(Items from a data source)
--------------------

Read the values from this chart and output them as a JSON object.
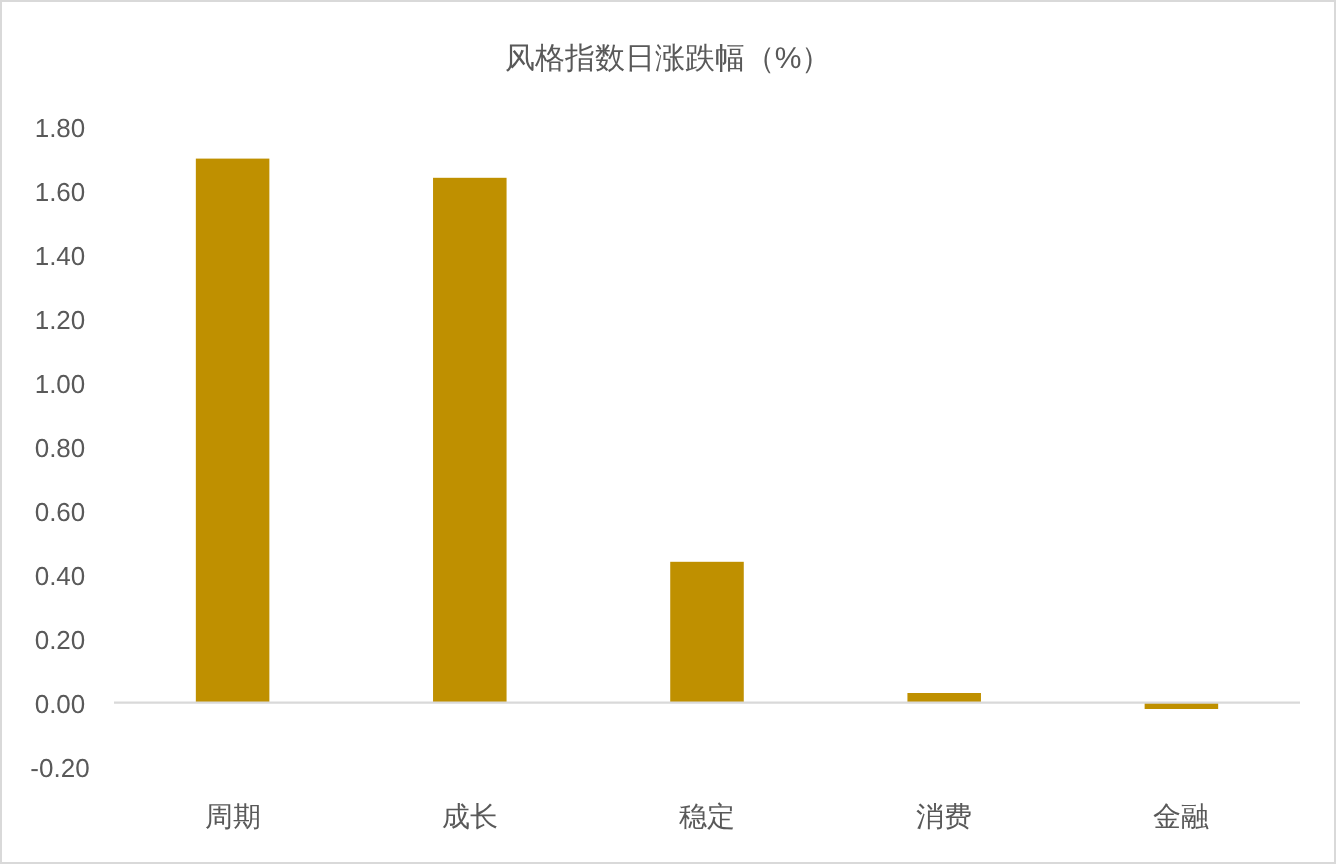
{
  "chart_data": {
    "type": "bar",
    "title": "风格指数日涨跌幅（%）",
    "categories": [
      "周期",
      "成长",
      "稳定",
      "消费",
      "金融"
    ],
    "values": [
      1.7,
      1.64,
      0.44,
      0.03,
      -0.02
    ],
    "color": "#bf9000",
    "ylim": [
      -0.2,
      1.8
    ],
    "yticks": [
      {
        "value": -0.2,
        "label": "-0.20"
      },
      {
        "value": 0,
        "label": "0.00"
      },
      {
        "value": 0.2,
        "label": "0.20"
      },
      {
        "value": 0.4,
        "label": "0.40"
      },
      {
        "value": 0.6,
        "label": "0.60"
      },
      {
        "value": 0.8,
        "label": "0.80"
      },
      {
        "value": 1.0,
        "label": "1.00"
      },
      {
        "value": 1.2,
        "label": "1.20"
      },
      {
        "value": 1.4,
        "label": "1.40"
      },
      {
        "value": 1.6,
        "label": "1.60"
      },
      {
        "value": 1.8,
        "label": "1.80"
      }
    ],
    "orientation": "vertical"
  }
}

--------------------

> **STATED TASK**
Reproduce every entry word for word, but omit the pictures.

> **TASK SOLUTION**
Read the values from this chart and output them as a JSON object.
{
  "chart_data": {
    "type": "bar",
    "title": "风格指数日涨跌幅（%）",
    "categories": [
      "周期",
      "成长",
      "稳定",
      "消费",
      "金融"
    ],
    "values": [
      1.7,
      1.64,
      0.44,
      0.03,
      -0.02
    ],
    "color": "#bf9000",
    "ylim": [
      -0.2,
      1.8
    ],
    "yticks": [
      {
        "value": -0.2,
        "label": "-0.20"
      },
      {
        "value": 0,
        "label": "0.00"
      },
      {
        "value": 0.2,
        "label": "0.20"
      },
      {
        "value": 0.4,
        "label": "0.40"
      },
      {
        "value": 0.6,
        "label": "0.60"
      },
      {
        "value": 0.8,
        "label": "0.80"
      },
      {
        "value": 1.0,
        "label": "1.00"
      },
      {
        "value": 1.2,
        "label": "1.20"
      },
      {
        "value": 1.4,
        "label": "1.40"
      },
      {
        "value": 1.6,
        "label": "1.60"
      },
      {
        "value": 1.8,
        "label": "1.80"
      }
    ],
    "orientation": "vertical"
  }
}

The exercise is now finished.